- Problem details -
Locate the word "name" in the material, then show every line that holds it.

-------- Dataset records

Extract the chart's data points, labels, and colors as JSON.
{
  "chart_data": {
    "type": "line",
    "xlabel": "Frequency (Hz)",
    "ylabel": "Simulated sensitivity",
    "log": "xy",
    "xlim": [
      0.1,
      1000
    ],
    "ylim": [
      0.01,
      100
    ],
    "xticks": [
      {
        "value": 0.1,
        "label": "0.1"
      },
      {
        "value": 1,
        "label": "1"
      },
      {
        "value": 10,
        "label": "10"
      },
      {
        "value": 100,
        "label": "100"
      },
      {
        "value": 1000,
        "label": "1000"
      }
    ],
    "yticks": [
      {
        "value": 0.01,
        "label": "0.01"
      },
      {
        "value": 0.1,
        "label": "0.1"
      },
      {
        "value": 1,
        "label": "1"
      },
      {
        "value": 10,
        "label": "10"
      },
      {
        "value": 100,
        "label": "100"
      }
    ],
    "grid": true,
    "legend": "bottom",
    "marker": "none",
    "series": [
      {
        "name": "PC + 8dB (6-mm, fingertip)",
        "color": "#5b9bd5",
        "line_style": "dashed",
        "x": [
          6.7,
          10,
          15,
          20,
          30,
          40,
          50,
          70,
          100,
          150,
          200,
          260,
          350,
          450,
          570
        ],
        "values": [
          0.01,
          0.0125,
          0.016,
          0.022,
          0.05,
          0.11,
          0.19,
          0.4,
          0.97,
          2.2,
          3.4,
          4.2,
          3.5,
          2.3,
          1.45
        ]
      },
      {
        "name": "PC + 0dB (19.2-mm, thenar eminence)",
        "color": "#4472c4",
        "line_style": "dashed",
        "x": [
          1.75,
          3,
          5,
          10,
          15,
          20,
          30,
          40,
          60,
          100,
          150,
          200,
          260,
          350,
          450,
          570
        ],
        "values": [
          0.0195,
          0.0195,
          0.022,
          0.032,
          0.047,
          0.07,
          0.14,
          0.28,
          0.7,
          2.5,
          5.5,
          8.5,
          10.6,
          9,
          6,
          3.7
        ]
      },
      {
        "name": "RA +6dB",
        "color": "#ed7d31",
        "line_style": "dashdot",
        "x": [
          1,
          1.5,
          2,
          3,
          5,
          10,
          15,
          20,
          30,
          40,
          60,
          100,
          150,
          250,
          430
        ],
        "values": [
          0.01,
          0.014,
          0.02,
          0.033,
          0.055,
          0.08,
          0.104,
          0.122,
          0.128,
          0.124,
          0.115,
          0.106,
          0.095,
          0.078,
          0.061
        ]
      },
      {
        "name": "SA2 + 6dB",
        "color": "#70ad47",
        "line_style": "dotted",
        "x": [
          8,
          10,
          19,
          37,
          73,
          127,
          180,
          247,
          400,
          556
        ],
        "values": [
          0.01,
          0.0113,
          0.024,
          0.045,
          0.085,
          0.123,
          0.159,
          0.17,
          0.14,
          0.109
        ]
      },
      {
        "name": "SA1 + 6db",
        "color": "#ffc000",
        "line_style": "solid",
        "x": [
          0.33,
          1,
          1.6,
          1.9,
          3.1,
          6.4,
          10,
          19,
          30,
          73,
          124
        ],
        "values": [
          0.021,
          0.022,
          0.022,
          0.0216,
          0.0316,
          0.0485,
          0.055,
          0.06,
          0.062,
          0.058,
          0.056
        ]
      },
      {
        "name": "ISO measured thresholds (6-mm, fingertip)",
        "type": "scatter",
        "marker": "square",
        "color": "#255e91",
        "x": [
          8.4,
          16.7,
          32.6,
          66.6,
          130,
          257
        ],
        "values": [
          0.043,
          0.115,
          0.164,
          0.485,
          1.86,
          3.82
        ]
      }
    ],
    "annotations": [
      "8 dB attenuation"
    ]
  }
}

----------------

- Exercise response -
        "name": "PC + 8dB (6-mm, fingertip)",
        "name": "PC + 0dB (19.2-mm, thenar eminence)",
        "name": "RA +6dB",
        "name": "SA2 + 6dB",
        "name": "SA1 + 6db",
        "name": "ISO measured thresholds (6-mm, fingertip)",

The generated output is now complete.